[GOAL OF THE EXERCISE]
Identify the lines that contain the word "zone" and copy each one.

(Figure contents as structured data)
* * * * * * * * *

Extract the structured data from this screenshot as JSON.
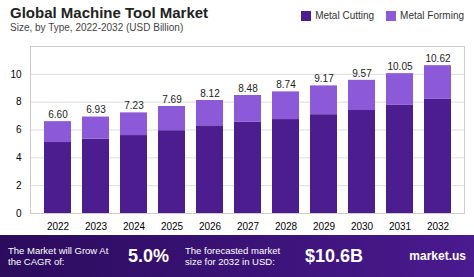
{
  "chart_data": {
    "type": "bar",
    "title": "Global Machine Tool Market",
    "subtitle": "Size, by Type, 2022-2032 (USD Billion)",
    "categories": [
      "2022",
      "2023",
      "2024",
      "2025",
      "2026",
      "2027",
      "2028",
      "2029",
      "2030",
      "2031",
      "2032"
    ],
    "series": [
      {
        "name": "Metal Cutting",
        "color": "#4b1d8f",
        "values": [
          5.1,
          5.35,
          5.6,
          5.95,
          6.3,
          6.55,
          6.75,
          7.1,
          7.4,
          7.8,
          8.2
        ]
      },
      {
        "name": "Metal Forming",
        "color": "#8c5ad8",
        "values": [
          1.5,
          1.58,
          1.63,
          1.74,
          1.82,
          1.93,
          1.99,
          2.07,
          2.17,
          2.25,
          2.42
        ]
      }
    ],
    "totals": [
      6.6,
      6.93,
      7.23,
      7.69,
      8.12,
      8.48,
      8.74,
      9.17,
      9.57,
      10.05,
      10.62
    ],
    "total_labels": [
      "6.60",
      "6.93",
      "7.23",
      "7.69",
      "8.12",
      "8.48",
      "8.74",
      "9.17",
      "9.57",
      "10.05",
      "10.62"
    ],
    "stacked": true,
    "ylim": [
      0,
      12
    ],
    "yticks": [
      0,
      2,
      4,
      6,
      8,
      10
    ],
    "grid": true,
    "legend": "top-right"
  },
  "footer": {
    "cagr_text": "The Market will Grow At the CAGR of:",
    "cagr_value": "5.0%",
    "forecast_text": "The forecasted market size for 2032 in USD:",
    "forecast_value": "$10.6B",
    "brand": "market.us"
  }
}
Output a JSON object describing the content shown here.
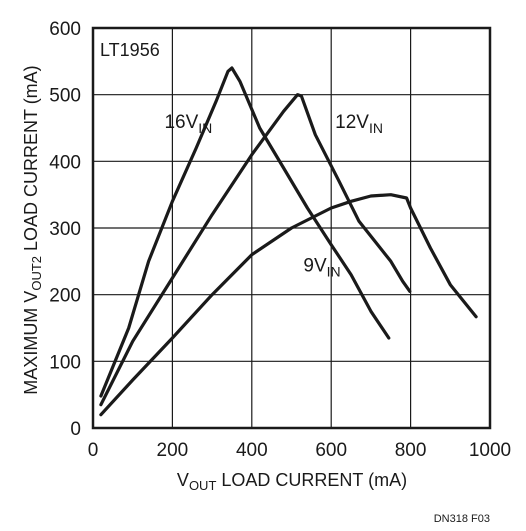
{
  "chart_data": {
    "type": "line",
    "part_label": "LT1956",
    "xlabel": {
      "prefix": "V",
      "sub": "OUT",
      "suffix": " LOAD CURRENT (mA)"
    },
    "ylabel": {
      "prefix": "MAXIMUM V",
      "sub": "OUT2",
      "suffix": " LOAD CURRENT (mA)"
    },
    "xlim": [
      0,
      1000
    ],
    "ylim": [
      0,
      600
    ],
    "xticks": [
      0,
      200,
      400,
      600,
      800,
      1000
    ],
    "xtick_labels": [
      "0",
      "200",
      "400",
      "600",
      "800",
      "1000"
    ],
    "yticks": [
      0,
      100,
      200,
      300,
      400,
      500,
      600
    ],
    "ytick_labels": [
      "0",
      "100",
      "200",
      "300",
      "400",
      "500",
      "600"
    ],
    "grid": true,
    "footnote": "DN318 F03",
    "series": [
      {
        "name": {
          "main": "16V",
          "sub": "IN"
        },
        "x": [
          20,
          90,
          140,
          200,
          260,
          310,
          340,
          350,
          370,
          420,
          480,
          540,
          600,
          650,
          700,
          745
        ],
        "y": [
          48,
          150,
          250,
          340,
          420,
          490,
          535,
          540,
          520,
          450,
          390,
          330,
          275,
          230,
          175,
          135
        ]
      },
      {
        "name": {
          "main": "12V",
          "sub": "IN"
        },
        "x": [
          20,
          100,
          200,
          300,
          400,
          480,
          515,
          525,
          560,
          620,
          670,
          710,
          750,
          780,
          798
        ],
        "y": [
          35,
          130,
          225,
          320,
          410,
          475,
          500,
          498,
          440,
          370,
          310,
          280,
          250,
          220,
          205
        ]
      },
      {
        "name": {
          "main": "9V",
          "sub": "IN"
        },
        "x": [
          20,
          100,
          200,
          300,
          400,
          500,
          600,
          650,
          700,
          750,
          790,
          800,
          850,
          900,
          965
        ],
        "y": [
          20,
          72,
          135,
          200,
          260,
          300,
          330,
          340,
          348,
          350,
          345,
          330,
          270,
          215,
          167
        ]
      }
    ],
    "series_label_positions": [
      {
        "x": 180,
        "y": 450
      },
      {
        "x": 610,
        "y": 450
      },
      {
        "x": 530,
        "y": 235
      }
    ]
  }
}
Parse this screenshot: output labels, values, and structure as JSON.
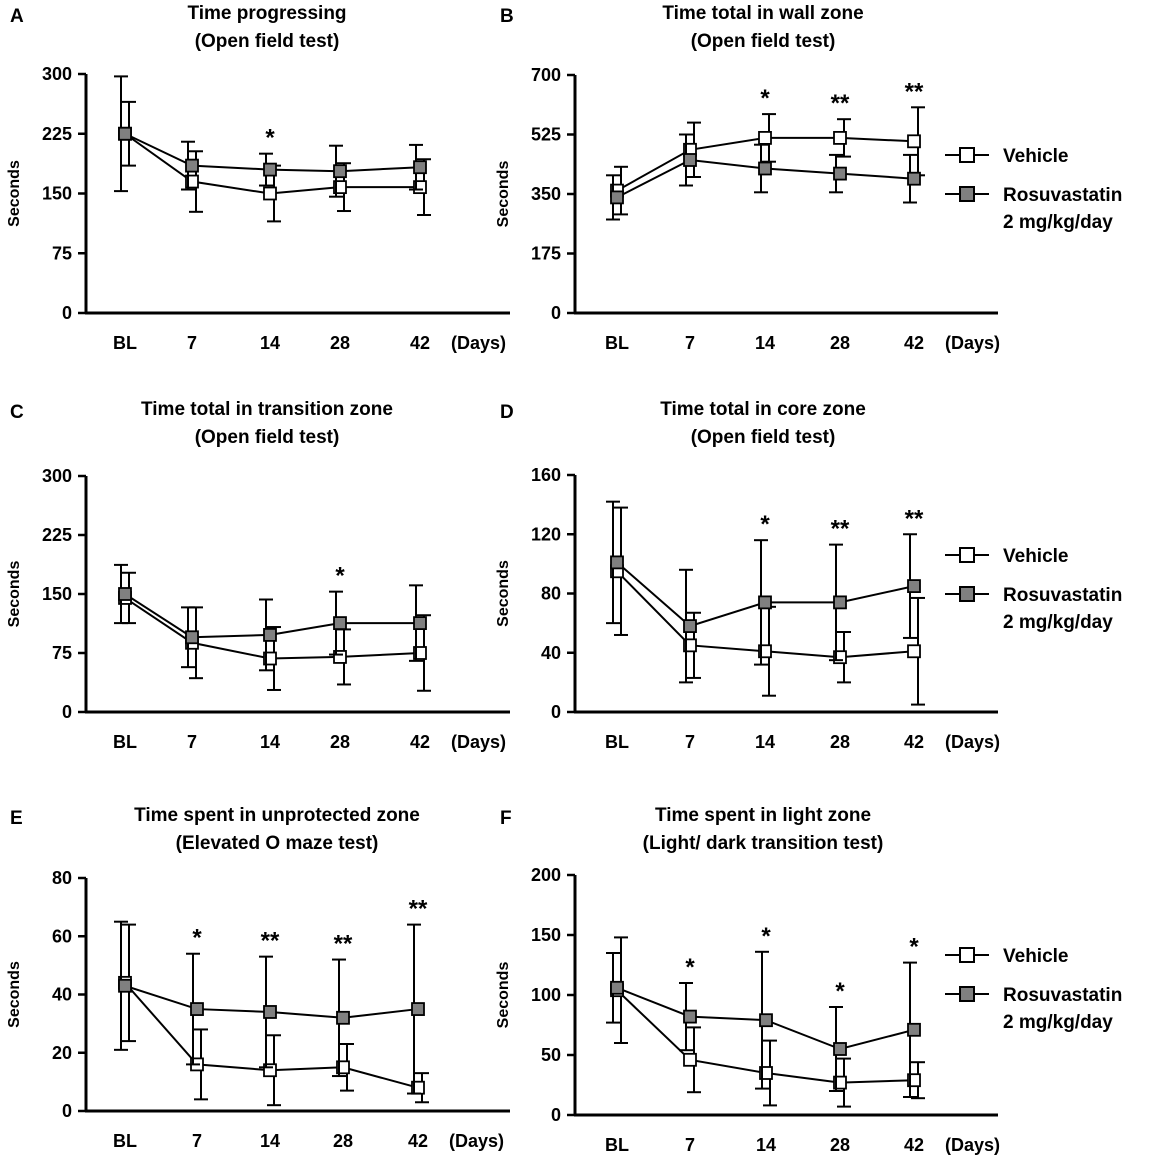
{
  "figure": {
    "series_names": [
      "Vehicle",
      "Rosuvastatin"
    ],
    "legend_lines": [
      "Vehicle",
      "Rosuvastatin",
      "2 mg/kg/day"
    ],
    "days_label": "(Days)",
    "colors": {
      "vehicle_fill": "#ffffff",
      "rosuvastatin_fill": "#808080",
      "line": "#000000"
    }
  },
  "chart_data": [
    {
      "id": "A",
      "type": "line",
      "title": [
        "Time progressing",
        "(Open field test)"
      ],
      "ylabel": "Seconds",
      "categories": [
        "BL",
        "7",
        "14",
        "28",
        "42"
      ],
      "ylim": [
        0,
        300
      ],
      "yticks": [
        "0",
        "75",
        "150",
        "225",
        "300"
      ],
      "series": [
        {
          "name": "Vehicle",
          "values": [
            225,
            165,
            150,
            158,
            158
          ],
          "err": [
            40,
            38,
            35,
            30,
            35
          ]
        },
        {
          "name": "Rosuvastatin",
          "values": [
            225,
            185,
            180,
            178,
            183
          ],
          "err": [
            72,
            30,
            20,
            32,
            28
          ]
        }
      ],
      "significance": [
        "",
        "",
        "*",
        "",
        ""
      ],
      "legend": false
    },
    {
      "id": "B",
      "type": "line",
      "title": [
        "Time total in wall zone",
        "(Open field test)"
      ],
      "ylabel": "Seconds",
      "categories": [
        "BL",
        "7",
        "14",
        "28",
        "42"
      ],
      "ylim": [
        0,
        700
      ],
      "yticks": [
        "0",
        "175",
        "350",
        "525",
        "700"
      ],
      "series": [
        {
          "name": "Vehicle",
          "values": [
            360,
            480,
            515,
            515,
            505
          ],
          "err": [
            70,
            80,
            70,
            55,
            100
          ]
        },
        {
          "name": "Rosuvastatin",
          "values": [
            340,
            450,
            425,
            410,
            395
          ],
          "err": [
            65,
            75,
            70,
            55,
            70
          ]
        }
      ],
      "significance": [
        "",
        "",
        "*",
        "**",
        "**"
      ],
      "legend": true
    },
    {
      "id": "C",
      "type": "line",
      "title": [
        "Time total in transition zone",
        "(Open field test)"
      ],
      "ylabel": "Seconds",
      "categories": [
        "BL",
        "7",
        "14",
        "28",
        "42"
      ],
      "ylim": [
        0,
        300
      ],
      "yticks": [
        "0",
        "75",
        "150",
        "225",
        "300"
      ],
      "series": [
        {
          "name": "Vehicle",
          "values": [
            145,
            88,
            68,
            70,
            75
          ],
          "err": [
            32,
            45,
            40,
            35,
            48
          ]
        },
        {
          "name": "Rosuvastatin",
          "values": [
            150,
            95,
            98,
            113,
            113
          ],
          "err": [
            37,
            38,
            45,
            40,
            48
          ]
        }
      ],
      "significance": [
        "",
        "",
        "",
        "*",
        ""
      ],
      "legend": false
    },
    {
      "id": "D",
      "type": "line",
      "title": [
        "Time total in core zone",
        "(Open field test)"
      ],
      "ylabel": "Seconds",
      "categories": [
        "BL",
        "7",
        "14",
        "28",
        "42"
      ],
      "ylim": [
        0,
        160
      ],
      "yticks": [
        "0",
        "40",
        "80",
        "120",
        "160"
      ],
      "series": [
        {
          "name": "Vehicle",
          "values": [
            95,
            45,
            41,
            37,
            41
          ],
          "err": [
            43,
            22,
            30,
            17,
            36
          ]
        },
        {
          "name": "Rosuvastatin",
          "values": [
            101,
            58,
            74,
            74,
            85
          ],
          "err": [
            41,
            38,
            42,
            39,
            35
          ]
        }
      ],
      "significance": [
        "",
        "",
        "*",
        "**",
        "**"
      ],
      "legend": true
    },
    {
      "id": "E",
      "type": "line",
      "title": [
        "Time spent in unprotected zone",
        "(Elevated O maze test)"
      ],
      "ylabel": "Seconds",
      "categories": [
        "BL",
        "7",
        "14",
        "28",
        "42"
      ],
      "ylim": [
        0,
        80
      ],
      "yticks": [
        "0",
        "20",
        "40",
        "60",
        "80"
      ],
      "series": [
        {
          "name": "Vehicle",
          "values": [
            44,
            16,
            14,
            15,
            8
          ],
          "err": [
            20,
            12,
            12,
            8,
            5
          ]
        },
        {
          "name": "Rosuvastatin",
          "values": [
            43,
            35,
            34,
            32,
            35
          ],
          "err": [
            22,
            19,
            19,
            20,
            29
          ]
        }
      ],
      "significance": [
        "",
        "*",
        "**",
        "**",
        "**"
      ],
      "legend": false
    },
    {
      "id": "F",
      "type": "line",
      "title": [
        "Time spent in light zone",
        "(Light/ dark transition test)"
      ],
      "ylabel": "Seconds",
      "categories": [
        "BL",
        "7",
        "14",
        "28",
        "42"
      ],
      "ylim": [
        0,
        200
      ],
      "yticks": [
        "0",
        "50",
        "100",
        "150",
        "200"
      ],
      "series": [
        {
          "name": "Vehicle",
          "values": [
            104,
            46,
            35,
            27,
            29
          ],
          "err": [
            44,
            27,
            27,
            20,
            15
          ]
        },
        {
          "name": "Rosuvastatin",
          "values": [
            106,
            82,
            79,
            55,
            71
          ],
          "err": [
            29,
            28,
            57,
            35,
            56
          ]
        }
      ],
      "significance": [
        "",
        "*",
        "*",
        "*",
        "*"
      ],
      "legend": true
    }
  ]
}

* * * * * * * * *

[OUTPUT FOR THIS TASK]
        "Time total in wall zone",
        "Time total in transition zone",
        "Time total in core zone",
        "Time spent in unprotected zone",
        "Time spent in light zone",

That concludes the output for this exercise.